-- Stored data entries --
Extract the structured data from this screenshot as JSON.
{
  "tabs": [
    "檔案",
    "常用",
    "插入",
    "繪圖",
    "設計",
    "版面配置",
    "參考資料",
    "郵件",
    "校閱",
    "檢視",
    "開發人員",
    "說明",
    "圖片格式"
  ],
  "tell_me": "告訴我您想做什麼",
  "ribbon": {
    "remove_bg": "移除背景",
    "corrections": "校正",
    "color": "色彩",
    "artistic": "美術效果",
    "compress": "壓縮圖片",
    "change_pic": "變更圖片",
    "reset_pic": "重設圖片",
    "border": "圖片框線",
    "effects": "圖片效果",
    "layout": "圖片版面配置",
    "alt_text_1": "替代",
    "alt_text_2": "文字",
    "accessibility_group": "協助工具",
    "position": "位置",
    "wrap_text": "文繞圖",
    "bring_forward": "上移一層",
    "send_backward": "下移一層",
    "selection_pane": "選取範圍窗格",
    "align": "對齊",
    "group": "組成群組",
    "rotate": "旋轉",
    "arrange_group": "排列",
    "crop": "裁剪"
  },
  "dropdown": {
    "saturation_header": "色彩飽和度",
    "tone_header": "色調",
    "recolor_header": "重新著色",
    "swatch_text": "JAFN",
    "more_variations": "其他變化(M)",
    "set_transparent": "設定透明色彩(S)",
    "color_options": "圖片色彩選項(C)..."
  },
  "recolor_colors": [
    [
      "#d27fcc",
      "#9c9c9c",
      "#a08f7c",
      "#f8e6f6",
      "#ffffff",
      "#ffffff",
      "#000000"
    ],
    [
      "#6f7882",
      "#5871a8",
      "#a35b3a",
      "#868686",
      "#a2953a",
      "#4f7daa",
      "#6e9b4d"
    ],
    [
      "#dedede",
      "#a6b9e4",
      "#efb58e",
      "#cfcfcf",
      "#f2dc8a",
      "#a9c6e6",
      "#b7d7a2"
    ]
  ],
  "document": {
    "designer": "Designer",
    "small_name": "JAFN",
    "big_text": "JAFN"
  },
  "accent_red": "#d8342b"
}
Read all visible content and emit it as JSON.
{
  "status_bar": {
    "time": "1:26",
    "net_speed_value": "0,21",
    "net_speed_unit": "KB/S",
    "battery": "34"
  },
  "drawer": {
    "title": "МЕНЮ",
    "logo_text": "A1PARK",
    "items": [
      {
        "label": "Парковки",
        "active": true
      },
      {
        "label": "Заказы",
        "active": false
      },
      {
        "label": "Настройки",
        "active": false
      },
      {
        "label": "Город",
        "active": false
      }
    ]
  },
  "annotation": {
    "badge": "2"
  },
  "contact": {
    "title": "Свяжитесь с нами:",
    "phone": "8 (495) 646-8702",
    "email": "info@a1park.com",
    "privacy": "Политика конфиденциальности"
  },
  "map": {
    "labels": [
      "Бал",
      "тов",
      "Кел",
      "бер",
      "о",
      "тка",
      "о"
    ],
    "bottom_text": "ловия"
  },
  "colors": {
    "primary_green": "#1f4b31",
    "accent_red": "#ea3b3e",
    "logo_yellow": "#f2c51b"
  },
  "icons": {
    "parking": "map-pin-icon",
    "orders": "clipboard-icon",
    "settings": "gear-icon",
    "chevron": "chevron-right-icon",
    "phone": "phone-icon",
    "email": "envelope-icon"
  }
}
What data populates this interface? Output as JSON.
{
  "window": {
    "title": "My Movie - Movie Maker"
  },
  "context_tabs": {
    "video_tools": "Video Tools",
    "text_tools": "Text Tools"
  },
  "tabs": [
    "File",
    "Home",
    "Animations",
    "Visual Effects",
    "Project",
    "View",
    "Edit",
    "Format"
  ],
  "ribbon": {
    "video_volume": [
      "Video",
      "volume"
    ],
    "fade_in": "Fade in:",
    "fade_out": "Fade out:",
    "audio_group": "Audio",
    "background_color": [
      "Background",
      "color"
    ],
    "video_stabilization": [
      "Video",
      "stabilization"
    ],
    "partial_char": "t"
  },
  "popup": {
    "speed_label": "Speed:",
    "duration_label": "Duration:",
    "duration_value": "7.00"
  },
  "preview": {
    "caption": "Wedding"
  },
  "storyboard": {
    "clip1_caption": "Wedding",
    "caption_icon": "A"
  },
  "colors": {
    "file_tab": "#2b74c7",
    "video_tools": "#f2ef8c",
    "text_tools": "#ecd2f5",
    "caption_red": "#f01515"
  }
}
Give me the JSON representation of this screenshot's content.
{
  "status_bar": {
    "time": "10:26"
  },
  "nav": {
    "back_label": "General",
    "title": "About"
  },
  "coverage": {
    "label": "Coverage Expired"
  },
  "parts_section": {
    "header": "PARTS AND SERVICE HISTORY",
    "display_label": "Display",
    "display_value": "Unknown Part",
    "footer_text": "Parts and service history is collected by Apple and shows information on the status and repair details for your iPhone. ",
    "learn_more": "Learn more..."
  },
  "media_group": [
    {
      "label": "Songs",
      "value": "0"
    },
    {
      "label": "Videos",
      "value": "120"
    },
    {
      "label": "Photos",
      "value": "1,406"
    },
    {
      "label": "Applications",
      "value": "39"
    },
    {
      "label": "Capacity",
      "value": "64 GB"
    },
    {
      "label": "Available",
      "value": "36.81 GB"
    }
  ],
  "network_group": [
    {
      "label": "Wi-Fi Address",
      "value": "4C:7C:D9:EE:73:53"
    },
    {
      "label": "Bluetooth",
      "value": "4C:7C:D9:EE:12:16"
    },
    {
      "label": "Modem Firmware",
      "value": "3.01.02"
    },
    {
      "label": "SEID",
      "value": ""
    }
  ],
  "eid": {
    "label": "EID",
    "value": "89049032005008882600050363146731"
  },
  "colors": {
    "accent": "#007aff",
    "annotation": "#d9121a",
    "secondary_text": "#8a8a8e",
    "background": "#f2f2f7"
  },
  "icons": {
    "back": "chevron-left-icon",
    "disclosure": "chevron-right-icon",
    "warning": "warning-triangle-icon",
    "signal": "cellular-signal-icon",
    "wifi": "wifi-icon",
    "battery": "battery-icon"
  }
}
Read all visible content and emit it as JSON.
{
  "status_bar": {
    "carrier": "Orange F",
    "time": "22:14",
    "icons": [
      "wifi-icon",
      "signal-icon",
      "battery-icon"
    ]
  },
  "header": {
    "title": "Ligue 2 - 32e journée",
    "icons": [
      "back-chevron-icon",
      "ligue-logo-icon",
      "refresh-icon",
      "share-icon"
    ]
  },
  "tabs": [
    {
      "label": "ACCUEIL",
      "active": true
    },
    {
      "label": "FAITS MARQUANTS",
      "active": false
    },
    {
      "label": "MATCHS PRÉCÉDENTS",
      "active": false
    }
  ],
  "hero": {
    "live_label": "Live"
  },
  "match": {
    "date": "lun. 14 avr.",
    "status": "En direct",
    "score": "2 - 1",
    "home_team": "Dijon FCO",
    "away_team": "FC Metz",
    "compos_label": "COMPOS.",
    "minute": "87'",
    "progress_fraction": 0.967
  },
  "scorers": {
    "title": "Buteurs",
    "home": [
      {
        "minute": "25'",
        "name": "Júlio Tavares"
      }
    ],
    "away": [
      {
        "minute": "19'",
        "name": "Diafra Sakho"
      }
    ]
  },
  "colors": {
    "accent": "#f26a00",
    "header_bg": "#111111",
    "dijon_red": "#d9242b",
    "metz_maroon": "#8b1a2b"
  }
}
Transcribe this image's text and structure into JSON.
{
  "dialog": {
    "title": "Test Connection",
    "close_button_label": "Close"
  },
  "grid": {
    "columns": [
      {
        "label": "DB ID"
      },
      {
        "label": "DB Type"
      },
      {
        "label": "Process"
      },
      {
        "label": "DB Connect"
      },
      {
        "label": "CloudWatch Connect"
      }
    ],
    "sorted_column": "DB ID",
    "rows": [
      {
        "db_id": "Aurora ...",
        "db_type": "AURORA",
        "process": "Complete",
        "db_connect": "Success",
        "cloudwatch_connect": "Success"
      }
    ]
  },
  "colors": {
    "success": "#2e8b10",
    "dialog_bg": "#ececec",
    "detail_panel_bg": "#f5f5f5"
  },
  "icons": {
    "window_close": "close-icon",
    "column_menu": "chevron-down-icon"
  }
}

-- Directive --
The required answer is a single number: the count of lines in the entries that hold the string "JSON".

-- Response to this task --
6